— start of Data to process —

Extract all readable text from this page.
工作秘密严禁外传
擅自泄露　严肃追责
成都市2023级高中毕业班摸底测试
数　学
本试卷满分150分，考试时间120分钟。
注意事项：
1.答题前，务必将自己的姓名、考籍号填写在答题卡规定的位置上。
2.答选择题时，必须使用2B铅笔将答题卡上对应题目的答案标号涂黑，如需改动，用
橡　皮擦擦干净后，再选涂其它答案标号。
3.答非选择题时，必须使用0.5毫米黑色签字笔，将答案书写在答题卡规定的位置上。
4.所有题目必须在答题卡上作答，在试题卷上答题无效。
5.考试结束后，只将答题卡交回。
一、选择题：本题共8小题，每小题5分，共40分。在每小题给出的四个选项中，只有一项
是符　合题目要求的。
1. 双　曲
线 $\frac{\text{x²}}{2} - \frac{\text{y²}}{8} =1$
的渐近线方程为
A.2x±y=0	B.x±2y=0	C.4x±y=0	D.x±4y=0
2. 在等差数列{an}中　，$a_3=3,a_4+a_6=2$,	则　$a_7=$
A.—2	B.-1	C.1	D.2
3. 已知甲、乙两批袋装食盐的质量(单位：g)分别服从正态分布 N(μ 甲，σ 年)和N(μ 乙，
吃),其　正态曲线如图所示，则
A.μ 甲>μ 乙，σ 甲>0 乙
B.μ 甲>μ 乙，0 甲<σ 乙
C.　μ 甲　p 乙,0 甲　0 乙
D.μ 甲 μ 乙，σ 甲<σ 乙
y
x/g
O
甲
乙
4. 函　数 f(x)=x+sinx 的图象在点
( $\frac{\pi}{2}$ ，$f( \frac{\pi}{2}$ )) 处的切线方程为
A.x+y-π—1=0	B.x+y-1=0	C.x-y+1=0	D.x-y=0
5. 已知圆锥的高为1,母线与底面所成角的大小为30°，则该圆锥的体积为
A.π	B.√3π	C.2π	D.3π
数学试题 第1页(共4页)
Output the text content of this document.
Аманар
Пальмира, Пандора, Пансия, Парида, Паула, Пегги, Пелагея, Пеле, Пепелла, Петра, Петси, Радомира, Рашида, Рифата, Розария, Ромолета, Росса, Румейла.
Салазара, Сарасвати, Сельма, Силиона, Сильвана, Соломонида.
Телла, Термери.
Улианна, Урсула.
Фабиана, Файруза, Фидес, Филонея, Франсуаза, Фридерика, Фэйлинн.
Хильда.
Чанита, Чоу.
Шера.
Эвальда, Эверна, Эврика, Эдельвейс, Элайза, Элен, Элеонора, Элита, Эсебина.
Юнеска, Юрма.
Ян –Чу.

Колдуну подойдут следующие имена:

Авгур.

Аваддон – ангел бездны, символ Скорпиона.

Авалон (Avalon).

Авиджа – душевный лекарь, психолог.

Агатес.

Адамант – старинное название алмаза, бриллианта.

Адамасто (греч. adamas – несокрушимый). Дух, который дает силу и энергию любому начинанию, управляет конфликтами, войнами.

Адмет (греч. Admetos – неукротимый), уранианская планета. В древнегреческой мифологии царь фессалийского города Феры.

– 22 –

— end of Data to process —

## The task
The records above should be repeated in full, exactly as given.

## Solved exercise
Extract all readable text from this page.
工作秘密严禁外传
擅自泄露　严肃追责
成都市2023级高中毕业班摸底测试
数　学
本试卷满分150分，考试时间120分钟。
注意事项：
1.答题前，务必将自己的姓名、考籍号填写在答题卡规定的位置上。
2.答选择题时，必须使用2B铅笔将答题卡上对应题目的答案标号涂黑，如需改动，用
橡　皮擦擦干净后，再选涂其它答案标号。
3.答非选择题时，必须使用0.5毫米黑色签字笔，将答案书写在答题卡规定的位置上。
4.所有题目必须在答题卡上作答，在试题卷上答题无效。
5.考试结束后，只将答题卡交回。
一、选择题：本题共8小题，每小题5分，共40分。在每小题给出的四个选项中，只有一项
是符　合题目要求的。
1. 双　曲
线 $\frac{\text{x²}}{2} - \frac{\text{y²}}{8} =1$
的渐近线方程为
A.2x±y=0	B.x±2y=0	C.4x±y=0	D.x±4y=0
2. 在等差数列{an}中　，$a_3=3,a_4+a_6=2$,	则　$a_7=$
A.—2	B.-1	C.1	D.2
3. 已知甲、乙两批袋装食盐的质量(单位：g)分别服从正态分布 N(μ 甲，σ 年)和N(μ 乙，
吃),其　正态曲线如图所示，则
A.μ 甲>μ 乙，σ 甲>0 乙
B.μ 甲>μ 乙，0 甲<σ 乙
C.　μ 甲　p 乙,0 甲　0 乙
D.μ 甲 μ 乙，σ 甲<σ 乙
y
x/g
O
甲
乙
4. 函　数 f(x)=x+sinx 的图象在点
( $\frac{\pi}{2}$ ，$f( \frac{\pi}{2}$ )) 处的切线方程为
A.x+y-π—1=0	B.x+y-1=0	C.x-y+1=0	D.x-y=0
5. 已知圆锥的高为1,母线与底面所成角的大小为30°，则该圆锥的体积为
A.π	B.√3π	C.2π	D.3π
数学试题 第1页(共4页)
Output the text content of this document.
Аманар
Пальмира, Пандора, Пансия, Парида, Паула, Пегги, Пелагея, Пеле, Пепелла, Петра, Петси, Радомира, Рашида, Рифата, Розария, Ромолета, Росса, Румейла.
Салазара, Сарасвати, Сельма, Силиона, Сильвана, Соломонида.
Телла, Термери.
Улианна, Урсула.
Фабиана, Файруза, Фидес, Филонея, Франсуаза, Фридерика, Фэйлинн.
Хильда.
Чанита, Чоу.
Шера.
Эвальда, Эверна, Эврика, Эдельвейс, Элайза, Элен, Элеонора, Элита, Эсебина.
Юнеска, Юрма.
Ян –Чу.

Колдуну подойдут следующие имена:

Авгур.

Аваддон – ангел бездны, символ Скорпиона.

Авалон (Avalon).

Авиджа – душевный лекарь, психолог.

Агатес.

Адамант – старинное название алмаза, бриллианта.

Адамасто (греч. adamas – несокрушимый). Дух, который дает силу и энергию любому начинанию, управляет конфликтами, войнами.

Адмет (греч. Admetos – неукротимый), уранианская планета. В древнегреческой мифологии царь фессалийского города Феры.

– 22 –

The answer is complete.